#### WHAT YOU HAVE TO DO:
Extract every line that contains the word "this".

#### ENTRIES SUPPLIED:
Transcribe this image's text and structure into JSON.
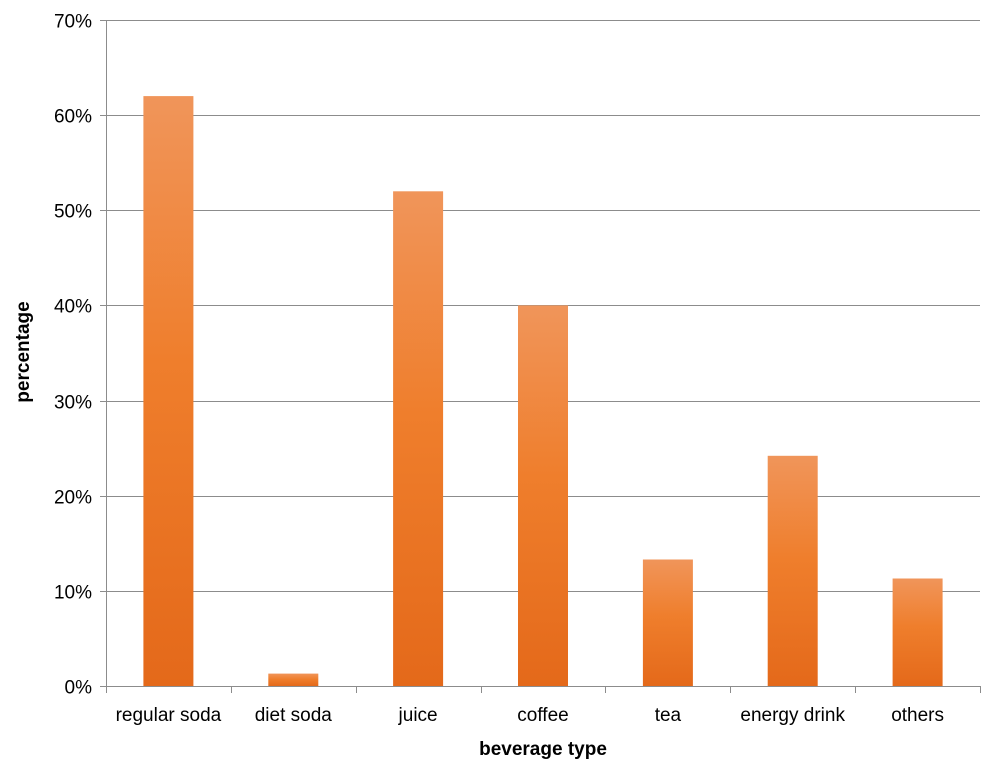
{
  "chart_data": {
    "type": "bar",
    "title": "",
    "xlabel": "beverage type",
    "ylabel": "percentage",
    "categories": [
      "regular soda",
      "diet soda",
      "juice",
      "coffee",
      "tea",
      "energy drink",
      "others"
    ],
    "values": [
      62,
      1.3,
      52,
      40,
      13.3,
      24.2,
      11.3
    ],
    "ylim": [
      0,
      70
    ],
    "yticks": [
      0,
      10,
      20,
      30,
      40,
      50,
      60,
      70
    ],
    "ytick_labels": [
      "0%",
      "10%",
      "20%",
      "30%",
      "40%",
      "50%",
      "60%",
      "70%"
    ],
    "grid": true,
    "legend": "none",
    "colors": {
      "bar_top": "#f0955a",
      "bar_mid": "#ef7e2c",
      "bar_bottom": "#e4691a",
      "grid": "#8c8c8c",
      "axis": "#8c8c8c",
      "text": "#000000"
    }
  }
}
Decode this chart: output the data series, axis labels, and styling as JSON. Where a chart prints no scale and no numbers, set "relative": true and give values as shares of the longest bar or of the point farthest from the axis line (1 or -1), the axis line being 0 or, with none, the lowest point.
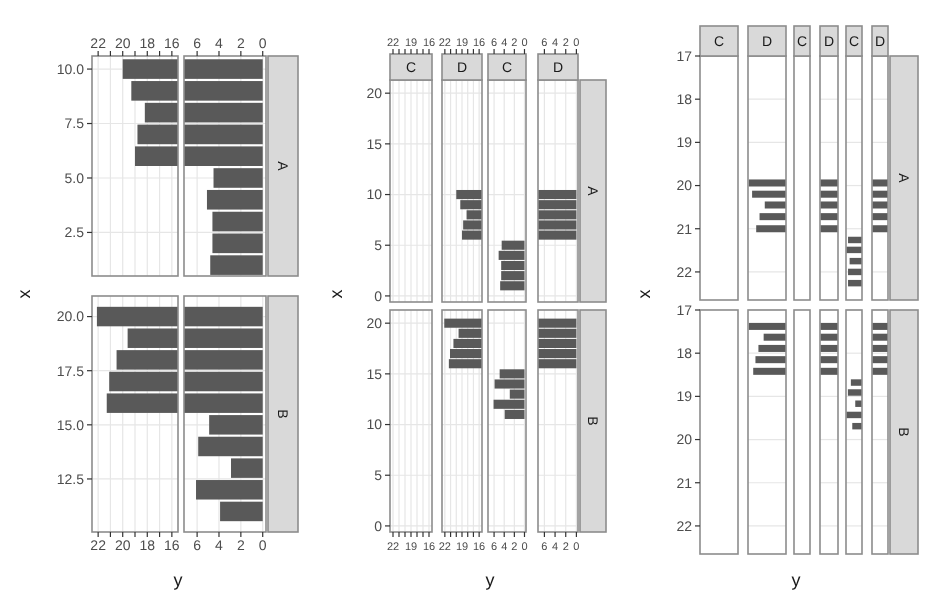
{
  "chart_data": [
    {
      "type": "bar",
      "orientation": "horizontal",
      "x": [
        6,
        7,
        8,
        9,
        10
      ],
      "values": [
        19.0,
        18.8,
        18.2,
        19.3,
        20.0
      ],
      "color": "#595959",
      "xlim": [
        22.5,
        15.5
      ],
      "xticks": [
        22,
        {
          "value": 21,
          "label": null
        },
        20,
        {
          "value": 19,
          "label": null
        },
        18,
        {
          "value": 17,
          "label": null
        },
        16
      ],
      "ylim": [
        0.5,
        10.6
      ],
      "yticks": [
        {
          "value": 2.5,
          "label": "2.5"
        },
        {
          "value": 5,
          "label": "5.0"
        },
        {
          "value": 7.5,
          "label": "7.5"
        },
        {
          "value": 10,
          "label": "10.0"
        }
      ],
      "grid": true,
      "ylabel": "x"
    },
    {
      "type": "bar",
      "orientation": "horizontal",
      "x": [
        1,
        2,
        3,
        4,
        5,
        6,
        7,
        8,
        9,
        10
      ],
      "values": [
        4.8,
        4.6,
        4.6,
        5.1,
        4.5,
        7.2,
        7.2,
        7.2,
        7.2,
        7.2
      ],
      "color": "#595959",
      "xlim": [
        7.2,
        -0.3
      ],
      "xticks": [
        6,
        4,
        2,
        0
      ],
      "ylim": [
        0.5,
        10.6
      ],
      "yticks": [
        2.5,
        5,
        7.5,
        10
      ],
      "grid": true,
      "tick_labels": "x",
      "annotations": [
        "A"
      ]
    },
    {
      "type": "bar",
      "orientation": "horizontal",
      "x": [
        16,
        17,
        18,
        19,
        20
      ],
      "values": [
        21.3,
        21.1,
        20.5,
        19.6,
        22.1
      ],
      "color": "#595959",
      "xlim": [
        22.5,
        15.5
      ],
      "xticks": [
        22,
        {
          "value": 21,
          "label": null
        },
        20,
        {
          "value": 19,
          "label": null
        },
        18,
        {
          "value": 17,
          "label": null
        },
        16
      ],
      "ylim": [
        10.05,
        20.95
      ],
      "yticks": [
        {
          "value": 12.5,
          "label": "12.5"
        },
        {
          "value": 15,
          "label": "15.0"
        },
        {
          "value": 17.5,
          "label": "17.5"
        },
        {
          "value": 20,
          "label": "20.0"
        }
      ],
      "grid": true,
      "xlabel": "y"
    },
    {
      "type": "bar",
      "orientation": "horizontal",
      "x": [
        11,
        12,
        13,
        14,
        15,
        16,
        17,
        18,
        19,
        20
      ],
      "values": [
        3.9,
        6.1,
        2.9,
        5.9,
        4.9,
        7.2,
        7.2,
        7.2,
        7.2,
        7.2
      ],
      "color": "#595959",
      "xlim": [
        7.2,
        -0.3
      ],
      "xticks": [
        6,
        4,
        2,
        0
      ],
      "ylim": [
        10.05,
        20.95
      ],
      "yticks": [
        12.5,
        15,
        17.5,
        20
      ],
      "grid": true,
      "tick_labels": "x",
      "annotations": [
        "B"
      ]
    },
    {
      "type": "bar",
      "orientation": "horizontal",
      "title": "C",
      "xlim": [
        22.5,
        15.5
      ],
      "xticks": [
        22,
        {
          "value": 21,
          "label": null
        },
        {
          "value": 20,
          "label": null
        },
        19,
        {
          "value": 18,
          "label": null
        },
        {
          "value": 17,
          "label": null
        },
        16
      ],
      "ylim": [
        -0.6,
        21.3
      ],
      "yticks": [
        0,
        5,
        10,
        15,
        20
      ],
      "grid": true,
      "tick_labels": "x"
    },
    {
      "type": "bar",
      "orientation": "horizontal",
      "title": "D",
      "x": [
        6,
        7,
        8,
        9,
        10
      ],
      "values": [
        19.0,
        18.8,
        18.2,
        19.3,
        20.0
      ],
      "color": "#595959",
      "xlim": [
        22.5,
        15.5
      ],
      "xticks": [
        22,
        {
          "value": 21,
          "label": null
        },
        {
          "value": 20,
          "label": null
        },
        19,
        {
          "value": 18,
          "label": null
        },
        {
          "value": 17,
          "label": null
        },
        16
      ],
      "ylim": [
        -0.6,
        21.3
      ],
      "yticks": [
        0,
        5,
        10,
        15,
        20
      ],
      "grid": true,
      "ylabel": "x"
    },
    {
      "type": "bar",
      "orientation": "horizontal",
      "title": "C",
      "x": [
        1,
        2,
        3,
        4,
        5
      ],
      "values": [
        4.8,
        4.6,
        4.6,
        5.1,
        4.5
      ],
      "color": "#595959",
      "xlim": [
        7.2,
        -0.3
      ],
      "xticks": [
        6,
        4,
        2,
        0
      ],
      "ylim": [
        -0.6,
        21.3
      ],
      "yticks": [
        0,
        5,
        10,
        15,
        20
      ],
      "grid": true,
      "tick_labels": "x"
    },
    {
      "type": "bar",
      "orientation": "horizontal",
      "title": "D",
      "x": [
        6,
        7,
        8,
        9,
        10
      ],
      "values": [
        7.2,
        7.2,
        7.2,
        7.2,
        7.2
      ],
      "color": "#595959",
      "xlim": [
        7.2,
        -0.3
      ],
      "xticks": [
        6,
        4,
        2,
        0
      ],
      "ylim": [
        -0.6,
        21.3
      ],
      "yticks": [
        0,
        5,
        10,
        15,
        20
      ],
      "grid": true,
      "tick_labels": "x",
      "annotations": [
        "A"
      ]
    },
    {
      "type": "bar",
      "orientation": "horizontal",
      "xlim": [
        22.5,
        15.5
      ],
      "xticks": [
        22,
        {
          "value": 21,
          "label": null
        },
        {
          "value": 20,
          "label": null
        },
        19,
        {
          "value": 18,
          "label": null
        },
        {
          "value": 17,
          "label": null
        },
        16
      ],
      "ylim": [
        -0.6,
        21.3
      ],
      "yticks": [
        0,
        5,
        10,
        15,
        20
      ],
      "grid": true,
      "tick_labels": "x"
    },
    {
      "type": "bar",
      "orientation": "horizontal",
      "x": [
        16,
        17,
        18,
        19,
        20
      ],
      "values": [
        21.3,
        21.1,
        20.5,
        19.6,
        22.1
      ],
      "color": "#595959",
      "xlim": [
        22.5,
        15.5
      ],
      "xticks": [
        22,
        {
          "value": 21,
          "label": null
        },
        {
          "value": 20,
          "label": null
        },
        19,
        {
          "value": 18,
          "label": null
        },
        {
          "value": 17,
          "label": null
        },
        16
      ],
      "ylim": [
        -0.6,
        21.3
      ],
      "yticks": [
        0,
        5,
        10,
        15,
        20
      ],
      "grid": true,
      "xlabel": "y"
    },
    {
      "type": "bar",
      "orientation": "horizontal",
      "x": [
        11,
        12,
        13,
        14,
        15
      ],
      "values": [
        3.9,
        6.1,
        2.9,
        5.9,
        4.9
      ],
      "color": "#595959",
      "xlim": [
        7.2,
        -0.3
      ],
      "xticks": [
        6,
        4,
        2,
        0
      ],
      "ylim": [
        -0.6,
        21.3
      ],
      "yticks": [
        0,
        5,
        10,
        15,
        20
      ],
      "grid": true,
      "tick_labels": "x"
    },
    {
      "type": "bar",
      "orientation": "horizontal",
      "x": [
        16,
        17,
        18,
        19,
        20
      ],
      "values": [
        7.2,
        7.2,
        7.2,
        7.2,
        7.2
      ],
      "color": "#595959",
      "xlim": [
        7.2,
        -0.3
      ],
      "xticks": [
        6,
        4,
        2,
        0
      ],
      "ylim": [
        -0.6,
        21.3
      ],
      "yticks": [
        0,
        5,
        10,
        15,
        20
      ],
      "grid": true,
      "tick_labels": "x",
      "annotations": [
        "B"
      ]
    },
    {
      "type": "other",
      "title": "C"
    },
    {
      "type": "bar",
      "orientation": "horizontal",
      "relative": true,
      "title": "D",
      "x": [
        19.94,
        20.2,
        20.45,
        20.72,
        21.0
      ],
      "values": [
        1,
        0.91,
        0.57,
        0.71,
        0.8
      ],
      "color": "#595959",
      "ylim": [
        22.65,
        17
      ],
      "yticks": [
        17,
        18,
        19,
        20,
        21,
        22
      ],
      "grid": true,
      "tick_labels": "y",
      "ylabel": "x"
    },
    {
      "type": "other",
      "title": "C"
    },
    {
      "type": "bar",
      "orientation": "horizontal",
      "relative": true,
      "title": "D",
      "x": [
        19.94,
        20.2,
        20.45,
        20.72,
        21.0
      ],
      "values": [
        1,
        1,
        1,
        1,
        1
      ],
      "color": "#595959",
      "ylim": [
        22.65,
        17
      ],
      "yticks": [
        17,
        18,
        19,
        20,
        21,
        22
      ],
      "grid": true,
      "tick_labels": false
    },
    {
      "type": "bar",
      "orientation": "horizontal",
      "relative": true,
      "title": "C",
      "x": [
        21.26,
        21.49,
        21.75,
        22.0,
        22.26
      ],
      "values": [
        0.89,
        1,
        0.79,
        0.89,
        0.89
      ],
      "color": "#595959",
      "ylim": [
        22.65,
        17
      ],
      "yticks": [
        17,
        18,
        19,
        20,
        21,
        22
      ],
      "grid": true,
      "tick_labels": false
    },
    {
      "type": "bar",
      "orientation": "horizontal",
      "relative": true,
      "title": "D",
      "x": [
        19.94,
        20.2,
        20.45,
        20.72,
        21.0
      ],
      "values": [
        1,
        1,
        1,
        1,
        1
      ],
      "color": "#595959",
      "ylim": [
        22.65,
        17
      ],
      "yticks": [
        17,
        18,
        19,
        20,
        21,
        22
      ],
      "grid": true,
      "tick_labels": false,
      "annotations": [
        "A"
      ]
    },
    {
      "type": "other"
    },
    {
      "type": "bar",
      "orientation": "horizontal",
      "relative": true,
      "x": [
        17.38,
        17.63,
        17.89,
        18.15,
        18.42
      ],
      "values": [
        1,
        0.6,
        0.74,
        0.82,
        0.88
      ],
      "color": "#595959",
      "ylim": [
        22.65,
        17
      ],
      "yticks": [
        17,
        18,
        19,
        20,
        21,
        22
      ],
      "grid": true,
      "tick_labels": "y",
      "xlabel": "y"
    },
    {
      "type": "other"
    },
    {
      "type": "bar",
      "orientation": "horizontal",
      "relative": true,
      "x": [
        17.38,
        17.63,
        17.89,
        18.15,
        18.42
      ],
      "values": [
        1,
        1,
        1,
        1,
        1
      ],
      "color": "#595959",
      "ylim": [
        22.65,
        17
      ],
      "yticks": [
        17,
        18,
        19,
        20,
        21,
        22
      ],
      "grid": true,
      "tick_labels": false
    },
    {
      "type": "bar",
      "orientation": "horizontal",
      "relative": true,
      "x": [
        18.68,
        18.91,
        19.17,
        19.43,
        19.69
      ],
      "values": [
        0.71,
        0.9,
        0.43,
        1,
        0.62
      ],
      "color": "#595959",
      "ylim": [
        22.65,
        17
      ],
      "yticks": [
        17,
        18,
        19,
        20,
        21,
        22
      ],
      "grid": true,
      "tick_labels": false
    },
    {
      "type": "bar",
      "orientation": "horizontal",
      "relative": true,
      "x": [
        17.38,
        17.63,
        17.89,
        18.15,
        18.42
      ],
      "values": [
        1,
        1,
        1,
        1,
        1
      ],
      "color": "#595959",
      "ylim": [
        22.65,
        17
      ],
      "yticks": [
        17,
        18,
        19,
        20,
        21,
        22
      ],
      "grid": true,
      "tick_labels": false,
      "annotations": [
        "B"
      ]
    }
  ]
}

#### THE SOLUTION:
Transcribe this image's text and structure into JSON.
Decode this chart: output the data series, axis labels, and styling as JSON. Where a chart prints no scale and no numbers, set "relative": true and give values as shares of the longest bar or of the point farthest from the axis line (1 or -1), the axis line being 0 or, with none, the lowest point.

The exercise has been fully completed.